Records for the exercise:

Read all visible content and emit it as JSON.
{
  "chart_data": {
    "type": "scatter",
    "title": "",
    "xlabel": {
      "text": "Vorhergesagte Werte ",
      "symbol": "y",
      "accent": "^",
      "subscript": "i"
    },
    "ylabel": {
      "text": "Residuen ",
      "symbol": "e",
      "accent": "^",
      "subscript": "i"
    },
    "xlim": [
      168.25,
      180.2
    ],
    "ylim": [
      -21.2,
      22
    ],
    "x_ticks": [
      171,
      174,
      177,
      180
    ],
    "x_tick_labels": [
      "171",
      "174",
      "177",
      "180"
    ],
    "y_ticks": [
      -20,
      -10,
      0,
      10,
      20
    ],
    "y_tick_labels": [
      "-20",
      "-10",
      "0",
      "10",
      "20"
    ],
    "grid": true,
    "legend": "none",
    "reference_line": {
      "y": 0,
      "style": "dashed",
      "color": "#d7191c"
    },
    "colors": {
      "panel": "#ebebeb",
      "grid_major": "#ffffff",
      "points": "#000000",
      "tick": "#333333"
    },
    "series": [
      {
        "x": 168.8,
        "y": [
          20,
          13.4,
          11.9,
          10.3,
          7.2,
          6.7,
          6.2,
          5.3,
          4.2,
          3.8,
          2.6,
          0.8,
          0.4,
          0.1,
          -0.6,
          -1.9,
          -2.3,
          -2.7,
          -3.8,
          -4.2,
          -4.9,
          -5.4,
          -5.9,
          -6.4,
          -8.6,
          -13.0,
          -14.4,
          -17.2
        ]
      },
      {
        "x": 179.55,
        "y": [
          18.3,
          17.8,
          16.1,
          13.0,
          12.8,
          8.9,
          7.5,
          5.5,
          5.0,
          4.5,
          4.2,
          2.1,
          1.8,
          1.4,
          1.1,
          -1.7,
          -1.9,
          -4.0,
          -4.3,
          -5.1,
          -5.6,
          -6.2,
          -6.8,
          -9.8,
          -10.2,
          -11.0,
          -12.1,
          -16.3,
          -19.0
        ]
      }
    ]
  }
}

Given task: All of the entries should be written out again exactly.

Reply to the exercise:
Read all visible content and emit it as JSON.
{
  "chart_data": {
    "type": "scatter",
    "title": "",
    "xlabel": {
      "text": "Vorhergesagte Werte ",
      "symbol": "y",
      "accent": "^",
      "subscript": "i"
    },
    "ylabel": {
      "text": "Residuen ",
      "symbol": "e",
      "accent": "^",
      "subscript": "i"
    },
    "xlim": [
      168.25,
      180.2
    ],
    "ylim": [
      -21.2,
      22
    ],
    "x_ticks": [
      171,
      174,
      177,
      180
    ],
    "x_tick_labels": [
      "171",
      "174",
      "177",
      "180"
    ],
    "y_ticks": [
      -20,
      -10,
      0,
      10,
      20
    ],
    "y_tick_labels": [
      "-20",
      "-10",
      "0",
      "10",
      "20"
    ],
    "grid": true,
    "legend": "none",
    "reference_line": {
      "y": 0,
      "style": "dashed",
      "color": "#d7191c"
    },
    "colors": {
      "panel": "#ebebeb",
      "grid_major": "#ffffff",
      "points": "#000000",
      "tick": "#333333"
    },
    "series": [
      {
        "x": 168.8,
        "y": [
          20,
          13.4,
          11.9,
          10.3,
          7.2,
          6.7,
          6.2,
          5.3,
          4.2,
          3.8,
          2.6,
          0.8,
          0.4,
          0.1,
          -0.6,
          -1.9,
          -2.3,
          -2.7,
          -3.8,
          -4.2,
          -4.9,
          -5.4,
          -5.9,
          -6.4,
          -8.6,
          -13.0,
          -14.4,
          -17.2
        ]
      },
      {
        "x": 179.55,
        "y": [
          18.3,
          17.8,
          16.1,
          13.0,
          12.8,
          8.9,
          7.5,
          5.5,
          5.0,
          4.5,
          4.2,
          2.1,
          1.8,
          1.4,
          1.1,
          -1.7,
          -1.9,
          -4.0,
          -4.3,
          -5.1,
          -5.6,
          -6.2,
          -6.8,
          -9.8,
          -10.2,
          -11.0,
          -12.1,
          -16.3,
          -19.0
        ]
      }
    ]
  }
}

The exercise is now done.